Omit every picture while repeating the entries exactly.
--- Start MATERIAL SUPPLIED ---
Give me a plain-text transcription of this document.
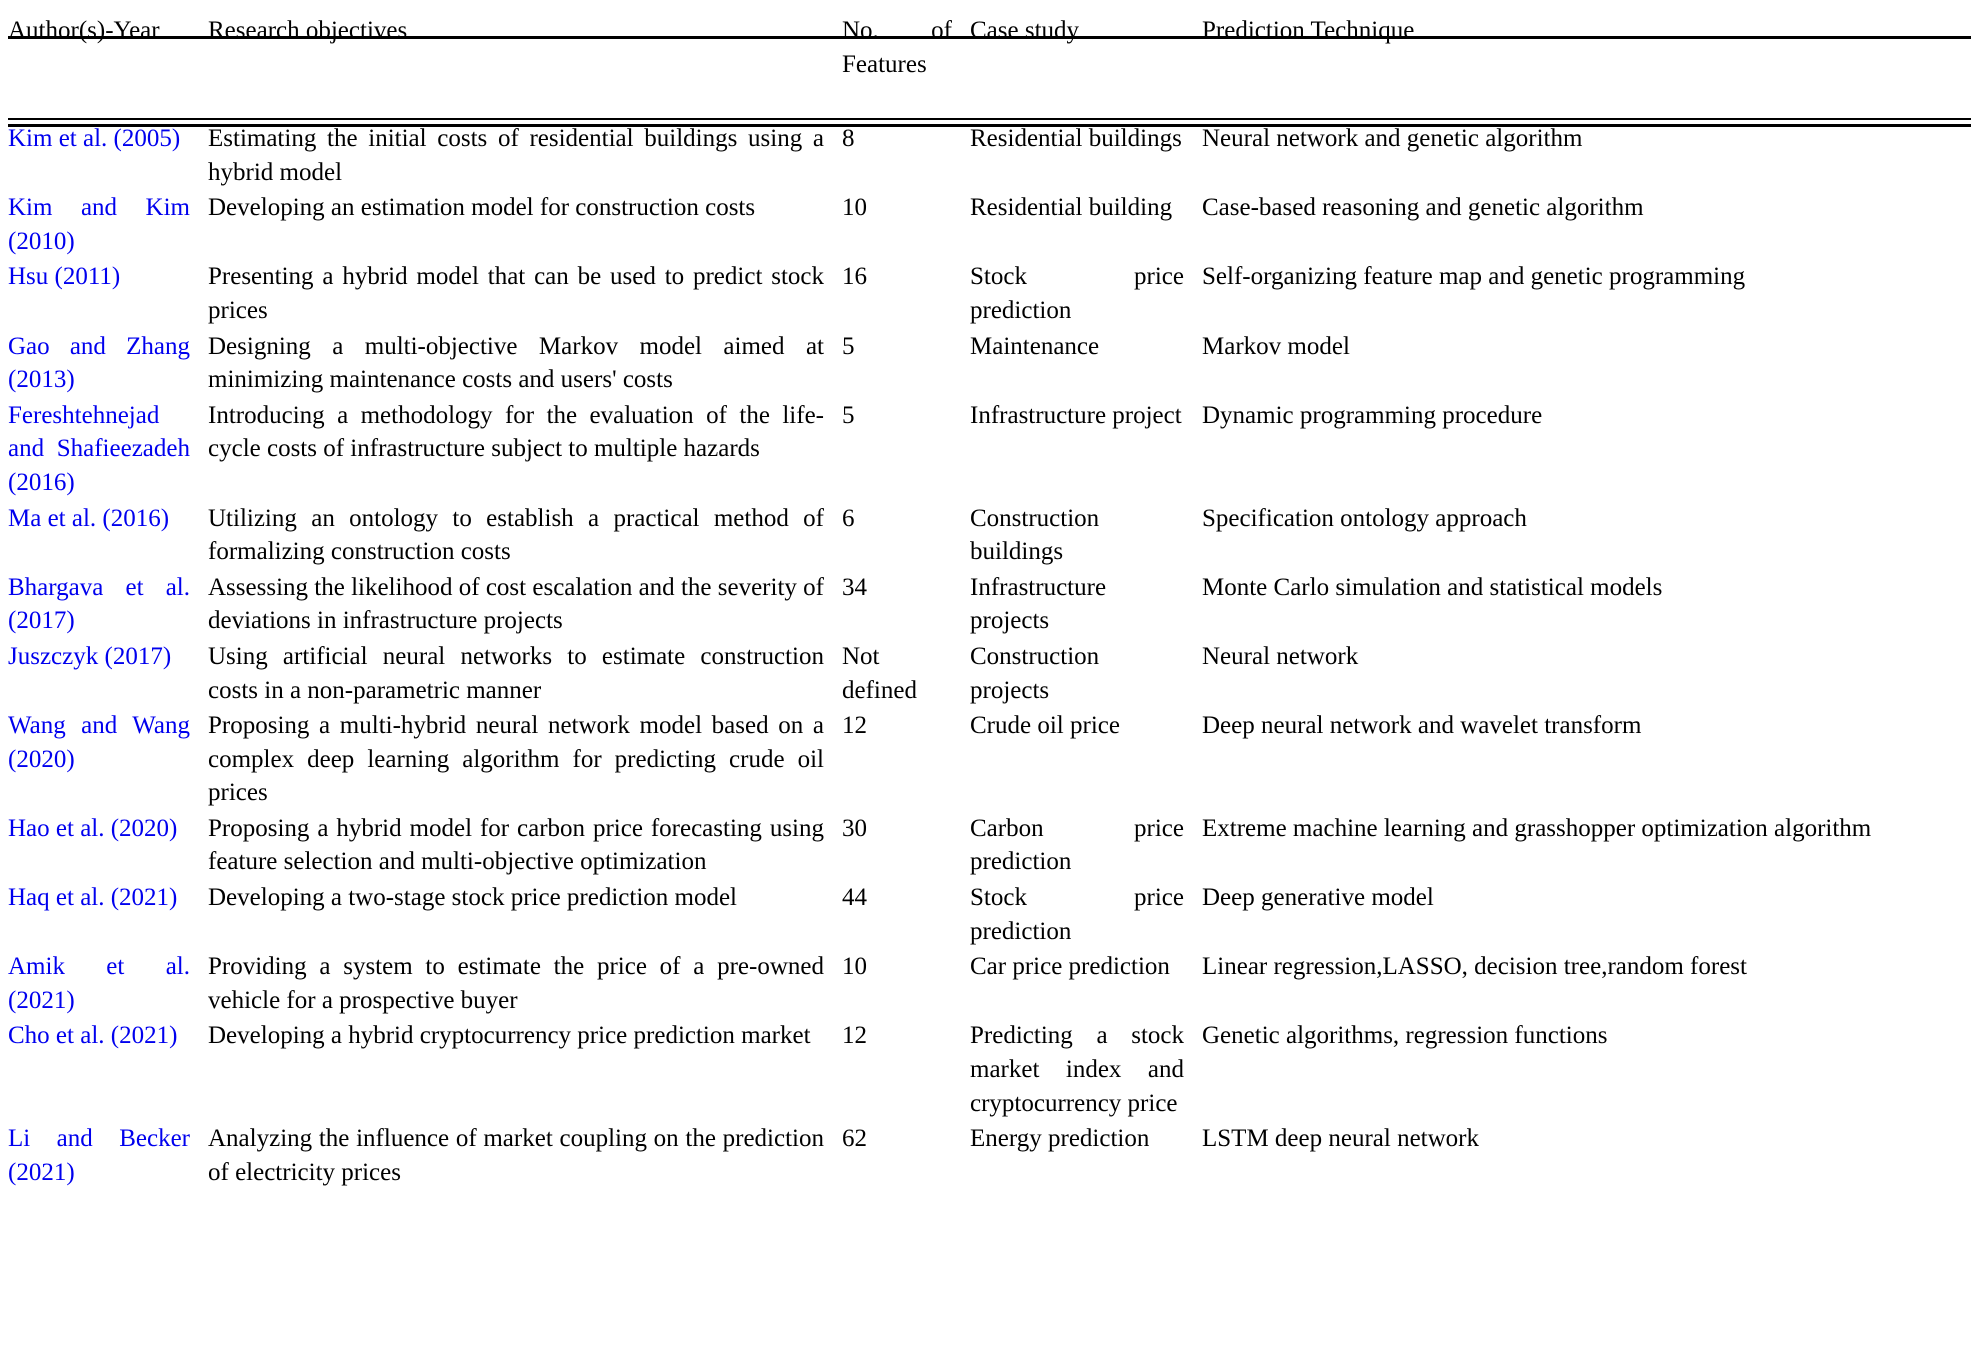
Author(s)-Year	Research objectives	No. of Features	Case study	Prediction Technique
Kim et al. (2005)	Estimating the initial costs of residential buildings using a hybrid model	8	Residential buildings	Neural network and genetic algorithm
Kim and Kim (2010)	Developing an estimation model for construction costs	10	Residential building	Case-based reasoning and genetic algorithm
Hsu (2011)	Presenting a hybrid model that can be used to predict stock prices	16	Stock price prediction	Self-organizing feature map and genetic programming
Gao and Zhang (2013)	Designing a multi-objective Markov model aimed at minimizing maintenance costs and users' costs	5	Maintenance	Markov model
Fereshtehnejad and Shafieezadeh (2016)	Introducing a methodology for the evaluation of the life-cycle costs of infrastructure subject to multiple hazards	5	Infrastructure project	Dynamic programming procedure
Ma et al. (2016)	Utilizing an ontology to establish a practical method of formalizing construction costs	6	Construction buildings	Specification ontology approach
Bhargava et al. (2017)	Assessing the likelihood of cost escalation and the severity of deviations in infrastructure projects	34	Infrastructure projects	Monte Carlo simulation and statistical models
Juszczyk (2017)	Using artificial neural networks to estimate construction costs in a non-parametric manner	Not defined	Construction projects	Neural network
Wang and Wang (2020)	Proposing a multi-hybrid neural network model based on a complex deep learning algorithm for predicting crude oil prices	12	Crude oil price	Deep neural network and wavelet transform
Hao et al. (2020)	Proposing a hybrid model for carbon price forecasting using feature selection and multi-objective optimization	30	Carbon price prediction	Extreme machine learning and grasshopper optimization algorithm
Haq et al. (2021)	Developing a two-stage stock price prediction model	44	Stock price prediction	Deep generative model
Amik et al. (2021)	Providing a system to estimate the price of a pre-owned vehicle for a prospective buyer	10	Car price prediction	Linear regression,LASSO, decision tree,random forest
Cho et al. (2021)	Developing a hybrid cryptocurrency price prediction market	12	Predicting a stock market index and cryptocurrency price	Genetic algorithms, regression functions
Li and Becker (2021)	Analyzing the influence of market coupling on the prediction of electricity prices	62	Energy prediction	LSTM deep neural network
--- End MATERIAL SUPPLIED ---
• [EXERCISE SOLUTION]
Give me a plain-text transcription of this document.
Author(s)-Year	Research objectives	No. of Features	Case study	Prediction Technique
Kim et al. (2005)	Estimating the initial costs of residential buildings using a hybrid model	8	Residential buildings	Neural network and genetic algorithm
Kim and Kim (2010)	Developing an estimation model for construction costs	10	Residential building	Case-based reasoning and genetic algorithm
Hsu (2011)	Presenting a hybrid model that can be used to predict stock prices	16	Stock price prediction	Self-organizing feature map and genetic programming
Gao and Zhang (2013)	Designing a multi-objective Markov model aimed at minimizing maintenance costs and users' costs	5	Maintenance	Markov model
Fereshtehnejad and Shafieezadeh (2016)	Introducing a methodology for the evaluation of the life-cycle costs of infrastructure subject to multiple hazards	5	Infrastructure project	Dynamic programming procedure
Ma et al. (2016)	Utilizing an ontology to establish a practical method of formalizing construction costs	6	Construction buildings	Specification ontology approach
Bhargava et al. (2017)	Assessing the likelihood of cost escalation and the severity of deviations in infrastructure projects	34	Infrastructure projects	Monte Carlo simulation and statistical models
Juszczyk (2017)	Using artificial neural networks to estimate construction costs in a non-parametric manner	Not defined	Construction projects	Neural network
Wang and Wang (2020)	Proposing a multi-hybrid neural network model based on a complex deep learning algorithm for predicting crude oil prices	12	Crude oil price	Deep neural network and wavelet transform
Hao et al. (2020)	Proposing a hybrid model for carbon price forecasting using feature selection and multi-objective optimization	30	Carbon price prediction	Extreme machine learning and grasshopper optimization algorithm
Haq et al. (2021)	Developing a two-stage stock price prediction model	44	Stock price prediction	Deep generative model
Amik et al. (2021)	Providing a system to estimate the price of a pre-owned vehicle for a prospective buyer	10	Car price prediction	Linear regression,LASSO, decision tree,random forest
Cho et al. (2021)	Developing a hybrid cryptocurrency price prediction market	12	Predicting a stock market index and cryptocurrency price	Genetic algorithms, regression functions
Li and Becker (2021)	Analyzing the influence of market coupling on the prediction of electricity prices	62	Energy prediction	LSTM deep neural network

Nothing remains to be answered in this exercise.